- What you are asked to do:
Produce an exact copy of all the records.

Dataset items
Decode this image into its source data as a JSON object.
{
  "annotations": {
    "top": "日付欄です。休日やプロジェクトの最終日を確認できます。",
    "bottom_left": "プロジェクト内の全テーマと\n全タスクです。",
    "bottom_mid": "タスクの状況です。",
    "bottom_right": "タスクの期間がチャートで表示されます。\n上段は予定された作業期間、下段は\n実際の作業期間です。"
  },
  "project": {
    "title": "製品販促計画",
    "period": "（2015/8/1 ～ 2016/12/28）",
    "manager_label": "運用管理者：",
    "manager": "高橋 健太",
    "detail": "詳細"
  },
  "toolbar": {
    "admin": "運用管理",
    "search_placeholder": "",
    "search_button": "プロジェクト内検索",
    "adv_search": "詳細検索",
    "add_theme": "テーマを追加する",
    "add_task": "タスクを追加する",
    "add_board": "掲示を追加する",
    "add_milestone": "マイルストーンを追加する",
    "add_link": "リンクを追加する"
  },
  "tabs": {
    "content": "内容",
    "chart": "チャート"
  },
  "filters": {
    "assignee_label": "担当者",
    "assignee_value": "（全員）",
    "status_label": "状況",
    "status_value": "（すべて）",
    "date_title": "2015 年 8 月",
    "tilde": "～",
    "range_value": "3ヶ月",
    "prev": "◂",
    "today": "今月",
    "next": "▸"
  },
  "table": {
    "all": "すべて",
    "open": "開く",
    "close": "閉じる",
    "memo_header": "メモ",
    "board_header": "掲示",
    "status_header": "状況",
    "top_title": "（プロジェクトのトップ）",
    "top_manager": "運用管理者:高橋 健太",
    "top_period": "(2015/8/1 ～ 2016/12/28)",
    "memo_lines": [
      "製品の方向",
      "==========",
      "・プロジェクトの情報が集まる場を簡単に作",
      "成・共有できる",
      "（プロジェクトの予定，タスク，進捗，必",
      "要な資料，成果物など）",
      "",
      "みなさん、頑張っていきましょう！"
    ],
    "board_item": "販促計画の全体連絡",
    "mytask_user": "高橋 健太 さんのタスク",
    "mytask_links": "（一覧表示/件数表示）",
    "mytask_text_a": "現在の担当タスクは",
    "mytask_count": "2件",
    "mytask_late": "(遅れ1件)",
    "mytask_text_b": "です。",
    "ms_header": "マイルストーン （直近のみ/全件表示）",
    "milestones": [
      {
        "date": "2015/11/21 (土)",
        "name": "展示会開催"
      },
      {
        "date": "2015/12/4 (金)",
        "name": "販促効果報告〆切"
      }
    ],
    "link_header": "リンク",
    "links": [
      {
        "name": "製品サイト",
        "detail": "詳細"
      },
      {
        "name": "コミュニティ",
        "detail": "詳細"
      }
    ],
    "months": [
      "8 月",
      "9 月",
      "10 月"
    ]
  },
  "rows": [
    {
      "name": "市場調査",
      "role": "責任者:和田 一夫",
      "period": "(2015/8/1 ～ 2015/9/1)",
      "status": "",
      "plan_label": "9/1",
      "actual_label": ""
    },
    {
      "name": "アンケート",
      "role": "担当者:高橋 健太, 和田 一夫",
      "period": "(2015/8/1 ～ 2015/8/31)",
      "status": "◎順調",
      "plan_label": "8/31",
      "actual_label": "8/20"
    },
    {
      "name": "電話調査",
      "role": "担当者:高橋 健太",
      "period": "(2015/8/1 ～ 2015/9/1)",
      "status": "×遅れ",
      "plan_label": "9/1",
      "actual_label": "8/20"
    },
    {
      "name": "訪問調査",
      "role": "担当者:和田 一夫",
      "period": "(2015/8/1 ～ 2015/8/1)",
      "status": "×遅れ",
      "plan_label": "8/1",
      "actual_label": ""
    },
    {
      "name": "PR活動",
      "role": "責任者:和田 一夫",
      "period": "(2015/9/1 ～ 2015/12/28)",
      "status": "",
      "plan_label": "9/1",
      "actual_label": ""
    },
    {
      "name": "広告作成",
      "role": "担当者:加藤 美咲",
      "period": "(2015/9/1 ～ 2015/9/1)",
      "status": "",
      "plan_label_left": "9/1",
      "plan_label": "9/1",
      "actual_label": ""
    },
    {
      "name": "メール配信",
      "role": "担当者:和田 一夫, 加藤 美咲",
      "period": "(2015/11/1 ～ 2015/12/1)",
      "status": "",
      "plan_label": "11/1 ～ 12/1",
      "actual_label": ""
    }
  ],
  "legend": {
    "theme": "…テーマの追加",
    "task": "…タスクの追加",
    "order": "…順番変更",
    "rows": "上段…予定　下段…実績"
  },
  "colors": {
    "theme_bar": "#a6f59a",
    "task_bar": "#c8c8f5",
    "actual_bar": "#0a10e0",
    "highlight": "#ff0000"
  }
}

- Complete answer:
Decode this image into its source data as a JSON object.
{
  "annotations": {
    "top": "日付欄です。休日やプロジェクトの最終日を確認できます。",
    "bottom_left": "プロジェクト内の全テーマと\n全タスクです。",
    "bottom_mid": "タスクの状況です。",
    "bottom_right": "タスクの期間がチャートで表示されます。\n上段は予定された作業期間、下段は\n実際の作業期間です。"
  },
  "project": {
    "title": "製品販促計画",
    "period": "（2015/8/1 ～ 2016/12/28）",
    "manager_label": "運用管理者：",
    "manager": "高橋 健太",
    "detail": "詳細"
  },
  "toolbar": {
    "admin": "運用管理",
    "search_placeholder": "",
    "search_button": "プロジェクト内検索",
    "adv_search": "詳細検索",
    "add_theme": "テーマを追加する",
    "add_task": "タスクを追加する",
    "add_board": "掲示を追加する",
    "add_milestone": "マイルストーンを追加する",
    "add_link": "リンクを追加する"
  },
  "tabs": {
    "content": "内容",
    "chart": "チャート"
  },
  "filters": {
    "assignee_label": "担当者",
    "assignee_value": "（全員）",
    "status_label": "状況",
    "status_value": "（すべて）",
    "date_title": "2015 年 8 月",
    "tilde": "～",
    "range_value": "3ヶ月",
    "prev": "◂",
    "today": "今月",
    "next": "▸"
  },
  "table": {
    "all": "すべて",
    "open": "開く",
    "close": "閉じる",
    "memo_header": "メモ",
    "board_header": "掲示",
    "status_header": "状況",
    "top_title": "（プロジェクトのトップ）",
    "top_manager": "運用管理者:高橋 健太",
    "top_period": "(2015/8/1 ～ 2016/12/28)",
    "memo_lines": [
      "製品の方向",
      "==========",
      "・プロジェクトの情報が集まる場を簡単に作",
      "成・共有できる",
      "（プロジェクトの予定，タスク，進捗，必",
      "要な資料，成果物など）",
      "",
      "みなさん、頑張っていきましょう！"
    ],
    "board_item": "販促計画の全体連絡",
    "mytask_user": "高橋 健太 さんのタスク",
    "mytask_links": "（一覧表示/件数表示）",
    "mytask_text_a": "現在の担当タスクは",
    "mytask_count": "2件",
    "mytask_late": "(遅れ1件)",
    "mytask_text_b": "です。",
    "ms_header": "マイルストーン （直近のみ/全件表示）",
    "milestones": [
      {
        "date": "2015/11/21 (土)",
        "name": "展示会開催"
      },
      {
        "date": "2015/12/4 (金)",
        "name": "販促効果報告〆切"
      }
    ],
    "link_header": "リンク",
    "links": [
      {
        "name": "製品サイト",
        "detail": "詳細"
      },
      {
        "name": "コミュニティ",
        "detail": "詳細"
      }
    ],
    "months": [
      "8 月",
      "9 月",
      "10 月"
    ]
  },
  "rows": [
    {
      "name": "市場調査",
      "role": "責任者:和田 一夫",
      "period": "(2015/8/1 ～ 2015/9/1)",
      "status": "",
      "plan_label": "9/1",
      "actual_label": ""
    },
    {
      "name": "アンケート",
      "role": "担当者:高橋 健太, 和田 一夫",
      "period": "(2015/8/1 ～ 2015/8/31)",
      "status": "◎順調",
      "plan_label": "8/31",
      "actual_label": "8/20"
    },
    {
      "name": "電話調査",
      "role": "担当者:高橋 健太",
      "period": "(2015/8/1 ～ 2015/9/1)",
      "status": "×遅れ",
      "plan_label": "9/1",
      "actual_label": "8/20"
    },
    {
      "name": "訪問調査",
      "role": "担当者:和田 一夫",
      "period": "(2015/8/1 ～ 2015/8/1)",
      "status": "×遅れ",
      "plan_label": "8/1",
      "actual_label": ""
    },
    {
      "name": "PR活動",
      "role": "責任者:和田 一夫",
      "period": "(2015/9/1 ～ 2015/12/28)",
      "status": "",
      "plan_label": "9/1",
      "actual_label": ""
    },
    {
      "name": "広告作成",
      "role": "担当者:加藤 美咲",
      "period": "(2015/9/1 ～ 2015/9/1)",
      "status": "",
      "plan_label_left": "9/1",
      "plan_label": "9/1",
      "actual_label": ""
    },
    {
      "name": "メール配信",
      "role": "担当者:和田 一夫, 加藤 美咲",
      "period": "(2015/11/1 ～ 2015/12/1)",
      "status": "",
      "plan_label": "11/1 ～ 12/1",
      "actual_label": ""
    }
  ],
  "legend": {
    "theme": "…テーマの追加",
    "task": "…タスクの追加",
    "order": "…順番変更",
    "rows": "上段…予定　下段…実績"
  },
  "colors": {
    "theme_bar": "#a6f59a",
    "task_bar": "#c8c8f5",
    "actual_bar": "#0a10e0",
    "highlight": "#ff0000"
  }
}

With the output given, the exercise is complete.